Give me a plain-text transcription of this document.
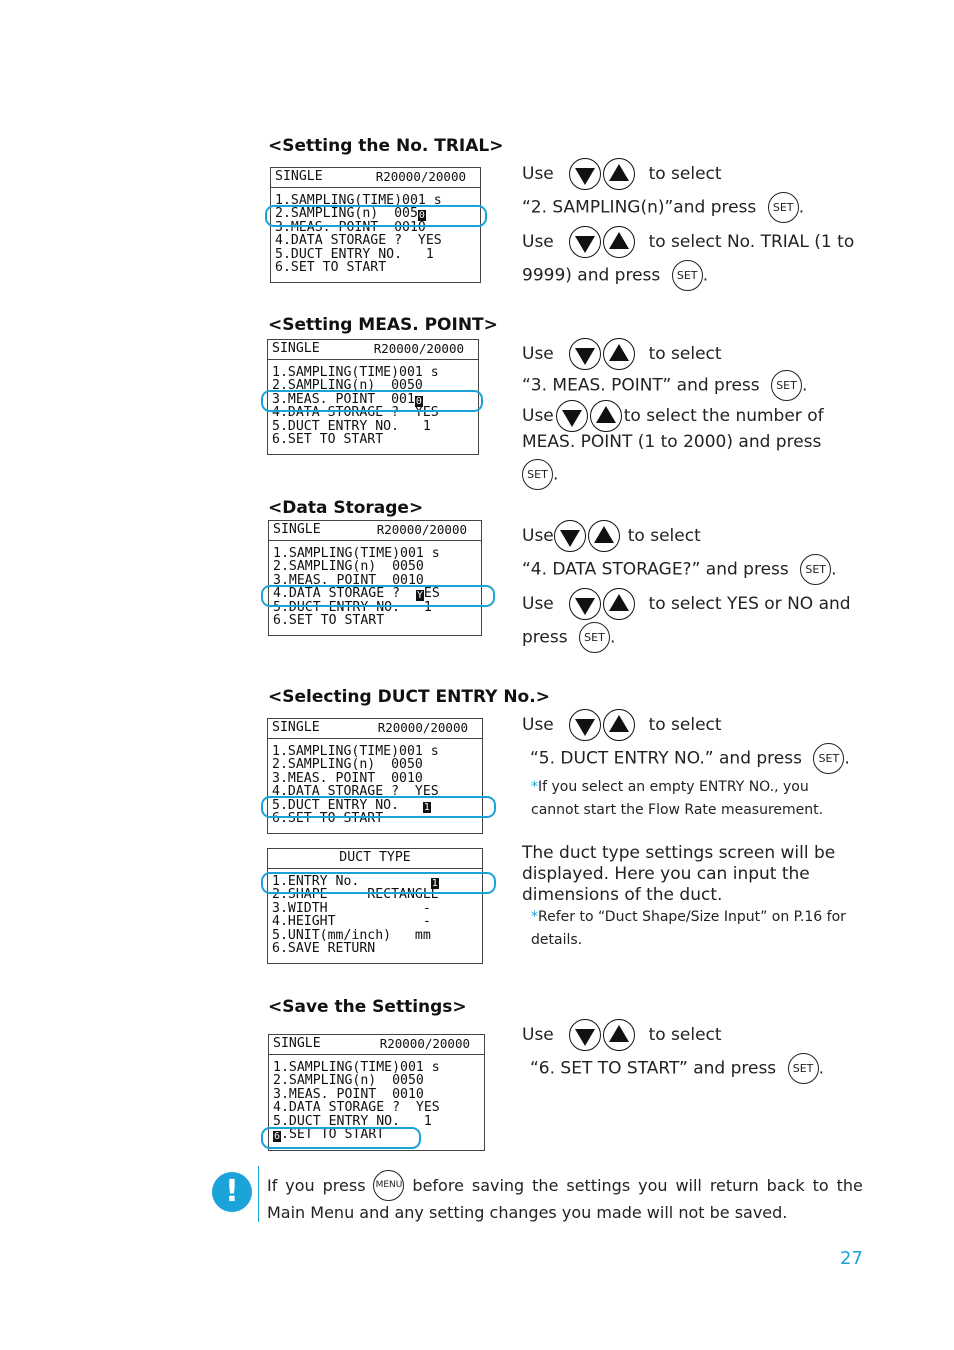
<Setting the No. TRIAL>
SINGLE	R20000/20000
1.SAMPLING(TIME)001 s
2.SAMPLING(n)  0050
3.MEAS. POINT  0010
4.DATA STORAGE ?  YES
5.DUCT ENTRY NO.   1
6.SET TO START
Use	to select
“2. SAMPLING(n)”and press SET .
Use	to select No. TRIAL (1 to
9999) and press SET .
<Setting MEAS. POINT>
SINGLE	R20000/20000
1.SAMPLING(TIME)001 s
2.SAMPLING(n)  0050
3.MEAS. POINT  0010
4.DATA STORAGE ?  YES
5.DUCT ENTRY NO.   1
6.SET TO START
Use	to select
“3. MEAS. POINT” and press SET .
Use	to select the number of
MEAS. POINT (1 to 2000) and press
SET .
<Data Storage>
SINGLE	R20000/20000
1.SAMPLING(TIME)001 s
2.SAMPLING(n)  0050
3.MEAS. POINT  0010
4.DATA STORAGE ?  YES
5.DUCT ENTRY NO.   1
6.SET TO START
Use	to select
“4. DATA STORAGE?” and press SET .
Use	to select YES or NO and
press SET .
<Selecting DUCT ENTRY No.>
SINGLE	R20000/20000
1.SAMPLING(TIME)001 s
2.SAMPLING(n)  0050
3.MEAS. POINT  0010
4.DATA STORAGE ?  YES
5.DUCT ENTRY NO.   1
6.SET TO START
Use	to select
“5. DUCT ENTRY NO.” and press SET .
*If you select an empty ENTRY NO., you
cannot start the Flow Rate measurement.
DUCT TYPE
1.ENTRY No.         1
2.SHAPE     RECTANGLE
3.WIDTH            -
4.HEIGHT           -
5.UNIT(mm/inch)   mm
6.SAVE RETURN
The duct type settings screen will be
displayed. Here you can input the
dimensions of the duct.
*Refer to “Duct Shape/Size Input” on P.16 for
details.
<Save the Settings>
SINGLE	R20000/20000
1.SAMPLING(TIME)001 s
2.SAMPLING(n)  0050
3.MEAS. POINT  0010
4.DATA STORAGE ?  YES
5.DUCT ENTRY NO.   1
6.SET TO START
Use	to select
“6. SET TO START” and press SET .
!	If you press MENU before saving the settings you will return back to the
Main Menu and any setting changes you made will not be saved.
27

-*-

STATED GOAL
Without the pictures, print the records in full, exactly as they appear.

EXPECTED ANSWER
Give me a plain-text transcription of this document.
<Setting the No. TRIAL>
SINGLE	R20000/20000
1.SAMPLING(TIME)001 s
2.SAMPLING(n)  0050
3.MEAS. POINT  0010
4.DATA STORAGE ?  YES
5.DUCT ENTRY NO.   1
6.SET TO START
Use	to select
“2. SAMPLING(n)”and press SET .
Use	to select No. TRIAL (1 to
9999) and press SET .
<Setting MEAS. POINT>
SINGLE	R20000/20000
1.SAMPLING(TIME)001 s
2.SAMPLING(n)  0050
3.MEAS. POINT  0010
4.DATA STORAGE ?  YES
5.DUCT ENTRY NO.   1
6.SET TO START
Use	to select
“3. MEAS. POINT” and press SET .
Use	to select the number of
MEAS. POINT (1 to 2000) and press
SET .
<Data Storage>
SINGLE	R20000/20000
1.SAMPLING(TIME)001 s
2.SAMPLING(n)  0050
3.MEAS. POINT  0010
4.DATA STORAGE ?  YES
5.DUCT ENTRY NO.   1
6.SET TO START
Use	to select
“4. DATA STORAGE?” and press SET .
Use	to select YES or NO and
press SET .
<Selecting DUCT ENTRY No.>
SINGLE	R20000/20000
1.SAMPLING(TIME)001 s
2.SAMPLING(n)  0050
3.MEAS. POINT  0010
4.DATA STORAGE ?  YES
5.DUCT ENTRY NO.   1
6.SET TO START
Use	to select
“5. DUCT ENTRY NO.” and press SET .
*If you select an empty ENTRY NO., you
cannot start the Flow Rate measurement.
DUCT TYPE
1.ENTRY No.         1
2.SHAPE     RECTANGLE
3.WIDTH            -
4.HEIGHT           -
5.UNIT(mm/inch)   mm
6.SAVE RETURN
The duct type settings screen will be
displayed. Here you can input the
dimensions of the duct.
*Refer to “Duct Shape/Size Input” on P.16 for
details.
<Save the Settings>
SINGLE	R20000/20000
1.SAMPLING(TIME)001 s
2.SAMPLING(n)  0050
3.MEAS. POINT  0010
4.DATA STORAGE ?  YES
5.DUCT ENTRY NO.   1
6.SET TO START
Use	to select
“6. SET TO START” and press SET .
!	If you press MENU before saving the settings you will return back to the
Main Menu and any setting changes you made will not be saved.
27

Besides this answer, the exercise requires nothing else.